What needs to be done ▸ Output every line exactly as written. Leave out pictures.
## Start Records provided
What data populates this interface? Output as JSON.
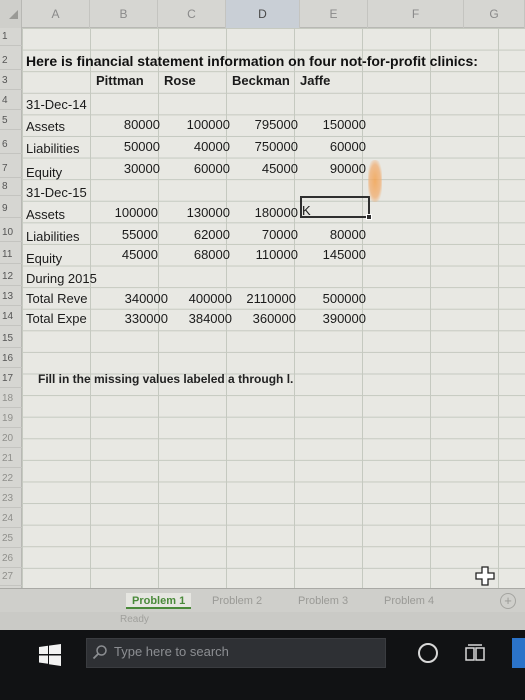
{
  "columns": [
    "A",
    "B",
    "C",
    "D",
    "E",
    "F",
    "G"
  ],
  "rows": [
    "1",
    "2",
    "3",
    "4",
    "5",
    "6",
    "7",
    "8",
    "9",
    "10",
    "11",
    "12",
    "13",
    "14",
    "15",
    "16",
    "17",
    "18",
    "19",
    "20",
    "21",
    "22",
    "23",
    "24",
    "25",
    "26",
    "27"
  ],
  "sheet": {
    "title": "Here is financial statement information on four not-for-profit clinics:",
    "clinics": [
      "Pittman",
      "Rose",
      "Beckman",
      "Jaffe"
    ],
    "date_2014": "31-Dec-14",
    "date_2015": "31-Dec-15",
    "during_2015": "During 2015",
    "labels": {
      "assets": "Assets",
      "liabilities": "Liabilities",
      "equity": "Equity",
      "total_revenue": "Total Reve",
      "total_expense": "Total Expe"
    },
    "y2014": {
      "assets": [
        "80000",
        "100000",
        "795000",
        "150000"
      ],
      "liabilities": [
        "50000",
        "40000",
        "750000",
        "60000"
      ],
      "equity": [
        "30000",
        "60000",
        "45000",
        "90000"
      ]
    },
    "y2015": {
      "assets": [
        "100000",
        "130000",
        "180000",
        "K"
      ],
      "liabilities": [
        "55000",
        "62000",
        "70000",
        "80000"
      ],
      "equity": [
        "45000",
        "68000",
        "110000",
        "145000"
      ]
    },
    "during": {
      "total_revenue": [
        "340000",
        "400000",
        "2110000",
        "500000"
      ],
      "total_expense": [
        "330000",
        "384000",
        "360000",
        "390000"
      ]
    },
    "note": "Fill in the missing values labeled a through l."
  },
  "tabs": [
    "Problem 1",
    "Problem 2",
    "Problem 3",
    "Problem 4"
  ],
  "status": "Ready",
  "taskbar": {
    "search_placeholder": "Type here to search"
  },
  "colors": {
    "active_tab": "#4a8a3a",
    "sheet_bg": "#e8e8e3",
    "taskbar_bg": "#111214"
  }
}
## End Records provided
Task solution ▸
What data populates this interface? Output as JSON.
{
  "columns": [
    "A",
    "B",
    "C",
    "D",
    "E",
    "F",
    "G"
  ],
  "rows": [
    "1",
    "2",
    "3",
    "4",
    "5",
    "6",
    "7",
    "8",
    "9",
    "10",
    "11",
    "12",
    "13",
    "14",
    "15",
    "16",
    "17",
    "18",
    "19",
    "20",
    "21",
    "22",
    "23",
    "24",
    "25",
    "26",
    "27"
  ],
  "sheet": {
    "title": "Here is financial statement information on four not-for-profit clinics:",
    "clinics": [
      "Pittman",
      "Rose",
      "Beckman",
      "Jaffe"
    ],
    "date_2014": "31-Dec-14",
    "date_2015": "31-Dec-15",
    "during_2015": "During 2015",
    "labels": {
      "assets": "Assets",
      "liabilities": "Liabilities",
      "equity": "Equity",
      "total_revenue": "Total Reve",
      "total_expense": "Total Expe"
    },
    "y2014": {
      "assets": [
        "80000",
        "100000",
        "795000",
        "150000"
      ],
      "liabilities": [
        "50000",
        "40000",
        "750000",
        "60000"
      ],
      "equity": [
        "30000",
        "60000",
        "45000",
        "90000"
      ]
    },
    "y2015": {
      "assets": [
        "100000",
        "130000",
        "180000",
        "K"
      ],
      "liabilities": [
        "55000",
        "62000",
        "70000",
        "80000"
      ],
      "equity": [
        "45000",
        "68000",
        "110000",
        "145000"
      ]
    },
    "during": {
      "total_revenue": [
        "340000",
        "400000",
        "2110000",
        "500000"
      ],
      "total_expense": [
        "330000",
        "384000",
        "360000",
        "390000"
      ]
    },
    "note": "Fill in the missing values labeled a through l."
  },
  "tabs": [
    "Problem 1",
    "Problem 2",
    "Problem 3",
    "Problem 4"
  ],
  "status": "Ready",
  "taskbar": {
    "search_placeholder": "Type here to search"
  },
  "colors": {
    "active_tab": "#4a8a3a",
    "sheet_bg": "#e8e8e3",
    "taskbar_bg": "#111214"
  }
}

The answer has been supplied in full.